▸ Stated task
All material below is to be reproduced exactly.

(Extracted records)
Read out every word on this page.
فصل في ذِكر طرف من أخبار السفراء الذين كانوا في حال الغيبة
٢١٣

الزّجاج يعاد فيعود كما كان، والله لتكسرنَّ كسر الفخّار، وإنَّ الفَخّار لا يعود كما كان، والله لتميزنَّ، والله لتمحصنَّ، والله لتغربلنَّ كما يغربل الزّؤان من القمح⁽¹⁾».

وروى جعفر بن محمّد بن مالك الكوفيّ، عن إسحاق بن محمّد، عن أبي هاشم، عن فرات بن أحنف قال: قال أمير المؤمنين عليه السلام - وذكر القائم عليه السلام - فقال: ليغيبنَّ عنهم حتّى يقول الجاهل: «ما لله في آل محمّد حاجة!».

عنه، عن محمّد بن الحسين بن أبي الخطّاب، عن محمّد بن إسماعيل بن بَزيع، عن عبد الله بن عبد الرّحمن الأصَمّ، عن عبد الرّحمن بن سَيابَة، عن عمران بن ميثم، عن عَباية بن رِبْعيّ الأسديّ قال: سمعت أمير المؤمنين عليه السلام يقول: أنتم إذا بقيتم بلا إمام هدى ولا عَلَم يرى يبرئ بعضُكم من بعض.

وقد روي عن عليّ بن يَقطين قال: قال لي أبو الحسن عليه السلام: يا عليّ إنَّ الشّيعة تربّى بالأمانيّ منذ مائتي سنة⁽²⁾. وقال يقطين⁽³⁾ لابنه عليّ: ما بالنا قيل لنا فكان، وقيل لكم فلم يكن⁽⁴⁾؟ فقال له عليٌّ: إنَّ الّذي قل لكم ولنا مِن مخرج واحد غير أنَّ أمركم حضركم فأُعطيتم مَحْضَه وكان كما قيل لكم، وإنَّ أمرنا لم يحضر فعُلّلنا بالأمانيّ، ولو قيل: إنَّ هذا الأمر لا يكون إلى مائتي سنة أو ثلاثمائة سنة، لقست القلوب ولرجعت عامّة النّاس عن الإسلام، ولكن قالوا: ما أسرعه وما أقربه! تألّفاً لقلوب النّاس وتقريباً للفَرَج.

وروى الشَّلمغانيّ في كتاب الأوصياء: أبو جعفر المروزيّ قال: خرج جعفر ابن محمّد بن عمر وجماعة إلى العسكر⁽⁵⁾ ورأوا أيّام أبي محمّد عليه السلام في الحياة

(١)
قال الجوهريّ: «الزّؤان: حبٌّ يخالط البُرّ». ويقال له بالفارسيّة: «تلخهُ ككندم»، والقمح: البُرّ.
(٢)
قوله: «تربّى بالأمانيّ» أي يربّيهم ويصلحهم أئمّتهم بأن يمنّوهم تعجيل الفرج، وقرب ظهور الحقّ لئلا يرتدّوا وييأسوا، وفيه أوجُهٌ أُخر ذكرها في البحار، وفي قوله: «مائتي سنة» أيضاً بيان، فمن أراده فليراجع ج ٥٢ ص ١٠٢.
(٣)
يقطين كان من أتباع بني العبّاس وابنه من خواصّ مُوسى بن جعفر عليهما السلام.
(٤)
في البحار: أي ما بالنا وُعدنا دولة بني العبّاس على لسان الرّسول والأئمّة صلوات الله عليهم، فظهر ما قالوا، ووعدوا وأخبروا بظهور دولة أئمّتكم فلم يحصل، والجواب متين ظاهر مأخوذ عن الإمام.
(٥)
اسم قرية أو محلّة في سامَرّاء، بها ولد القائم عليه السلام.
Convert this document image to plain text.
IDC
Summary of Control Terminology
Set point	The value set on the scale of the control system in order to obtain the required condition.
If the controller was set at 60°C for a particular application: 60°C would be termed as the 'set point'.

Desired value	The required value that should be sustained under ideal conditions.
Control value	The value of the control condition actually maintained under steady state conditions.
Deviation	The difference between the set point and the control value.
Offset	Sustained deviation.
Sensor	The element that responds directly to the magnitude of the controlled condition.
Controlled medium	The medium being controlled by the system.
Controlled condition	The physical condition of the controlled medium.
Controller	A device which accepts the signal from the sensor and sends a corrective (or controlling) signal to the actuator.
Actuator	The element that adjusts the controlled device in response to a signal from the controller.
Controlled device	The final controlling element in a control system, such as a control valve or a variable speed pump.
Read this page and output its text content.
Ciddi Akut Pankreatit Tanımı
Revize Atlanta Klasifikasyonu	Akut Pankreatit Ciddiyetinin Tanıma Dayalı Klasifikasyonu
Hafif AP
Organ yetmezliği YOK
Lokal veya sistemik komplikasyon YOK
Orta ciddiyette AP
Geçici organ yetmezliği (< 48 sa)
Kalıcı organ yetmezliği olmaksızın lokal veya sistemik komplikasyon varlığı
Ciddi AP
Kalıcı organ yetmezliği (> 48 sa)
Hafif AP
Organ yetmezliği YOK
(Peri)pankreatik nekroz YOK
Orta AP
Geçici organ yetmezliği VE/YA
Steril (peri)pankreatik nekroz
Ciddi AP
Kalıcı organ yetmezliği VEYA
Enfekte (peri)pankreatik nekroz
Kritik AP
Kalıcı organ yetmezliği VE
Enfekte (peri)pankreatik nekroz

▸ Response to the task
Read out every word on this page.
فصل في ذِكر طرف من أخبار السفراء الذين كانوا في حال الغيبة
٢١٣

الزّجاج يعاد فيعود كما كان، والله لتكسرنَّ كسر الفخّار، وإنَّ الفَخّار لا يعود كما كان، والله لتميزنَّ، والله لتمحصنَّ، والله لتغربلنَّ كما يغربل الزّؤان من القمح⁽¹⁾».

وروى جعفر بن محمّد بن مالك الكوفيّ، عن إسحاق بن محمّد، عن أبي هاشم، عن فرات بن أحنف قال: قال أمير المؤمنين عليه السلام - وذكر القائم عليه السلام - فقال: ليغيبنَّ عنهم حتّى يقول الجاهل: «ما لله في آل محمّد حاجة!».

عنه، عن محمّد بن الحسين بن أبي الخطّاب، عن محمّد بن إسماعيل بن بَزيع، عن عبد الله بن عبد الرّحمن الأصَمّ، عن عبد الرّحمن بن سَيابَة، عن عمران بن ميثم، عن عَباية بن رِبْعيّ الأسديّ قال: سمعت أمير المؤمنين عليه السلام يقول: أنتم إذا بقيتم بلا إمام هدى ولا عَلَم يرى يبرئ بعضُكم من بعض.

وقد روي عن عليّ بن يَقطين قال: قال لي أبو الحسن عليه السلام: يا عليّ إنَّ الشّيعة تربّى بالأمانيّ منذ مائتي سنة⁽²⁾. وقال يقطين⁽³⁾ لابنه عليّ: ما بالنا قيل لنا فكان، وقيل لكم فلم يكن⁽⁴⁾؟ فقال له عليٌّ: إنَّ الّذي قل لكم ولنا مِن مخرج واحد غير أنَّ أمركم حضركم فأُعطيتم مَحْضَه وكان كما قيل لكم، وإنَّ أمرنا لم يحضر فعُلّلنا بالأمانيّ، ولو قيل: إنَّ هذا الأمر لا يكون إلى مائتي سنة أو ثلاثمائة سنة، لقست القلوب ولرجعت عامّة النّاس عن الإسلام، ولكن قالوا: ما أسرعه وما أقربه! تألّفاً لقلوب النّاس وتقريباً للفَرَج.

وروى الشَّلمغانيّ في كتاب الأوصياء: أبو جعفر المروزيّ قال: خرج جعفر ابن محمّد بن عمر وجماعة إلى العسكر⁽⁵⁾ ورأوا أيّام أبي محمّد عليه السلام في الحياة

(١)
قال الجوهريّ: «الزّؤان: حبٌّ يخالط البُرّ». ويقال له بالفارسيّة: «تلخهُ ككندم»، والقمح: البُرّ.
(٢)
قوله: «تربّى بالأمانيّ» أي يربّيهم ويصلحهم أئمّتهم بأن يمنّوهم تعجيل الفرج، وقرب ظهور الحقّ لئلا يرتدّوا وييأسوا، وفيه أوجُهٌ أُخر ذكرها في البحار، وفي قوله: «مائتي سنة» أيضاً بيان، فمن أراده فليراجع ج ٥٢ ص ١٠٢.
(٣)
يقطين كان من أتباع بني العبّاس وابنه من خواصّ مُوسى بن جعفر عليهما السلام.
(٤)
في البحار: أي ما بالنا وُعدنا دولة بني العبّاس على لسان الرّسول والأئمّة صلوات الله عليهم، فظهر ما قالوا، ووعدوا وأخبروا بظهور دولة أئمّتكم فلم يحصل، والجواب متين ظاهر مأخوذ عن الإمام.
(٥)
اسم قرية أو محلّة في سامَرّاء، بها ولد القائم عليه السلام.
Convert this document image to plain text.
IDC
Summary of Control Terminology
Set point	The value set on the scale of the control system in order to obtain the required condition.
If the controller was set at 60°C for a particular application: 60°C would be termed as the 'set point'.

Desired value	The required value that should be sustained under ideal conditions.
Control value	The value of the control condition actually maintained under steady state conditions.
Deviation	The difference between the set point and the control value.
Offset	Sustained deviation.
Sensor	The element that responds directly to the magnitude of the controlled condition.
Controlled medium	The medium being controlled by the system.
Controlled condition	The physical condition of the controlled medium.
Controller	A device which accepts the signal from the sensor and sends a corrective (or controlling) signal to the actuator.
Actuator	The element that adjusts the controlled device in response to a signal from the controller.
Controlled device	The final controlling element in a control system, such as a control valve or a variable speed pump.
Read this page and output its text content.
Ciddi Akut Pankreatit Tanımı
Revize Atlanta Klasifikasyonu	Akut Pankreatit Ciddiyetinin Tanıma Dayalı Klasifikasyonu
Hafif AP
Organ yetmezliği YOK
Lokal veya sistemik komplikasyon YOK
Orta ciddiyette AP
Geçici organ yetmezliği (< 48 sa)
Kalıcı organ yetmezliği olmaksızın lokal veya sistemik komplikasyon varlığı
Ciddi AP
Kalıcı organ yetmezliği (> 48 sa)
Hafif AP
Organ yetmezliği YOK
(Peri)pankreatik nekroz YOK
Orta AP
Geçici organ yetmezliği VE/YA
Steril (peri)pankreatik nekroz
Ciddi AP
Kalıcı organ yetmezliği VEYA
Enfekte (peri)pankreatik nekroz
Kritik AP
Kalıcı organ yetmezliği VE
Enfekte (peri)pankreatik nekroz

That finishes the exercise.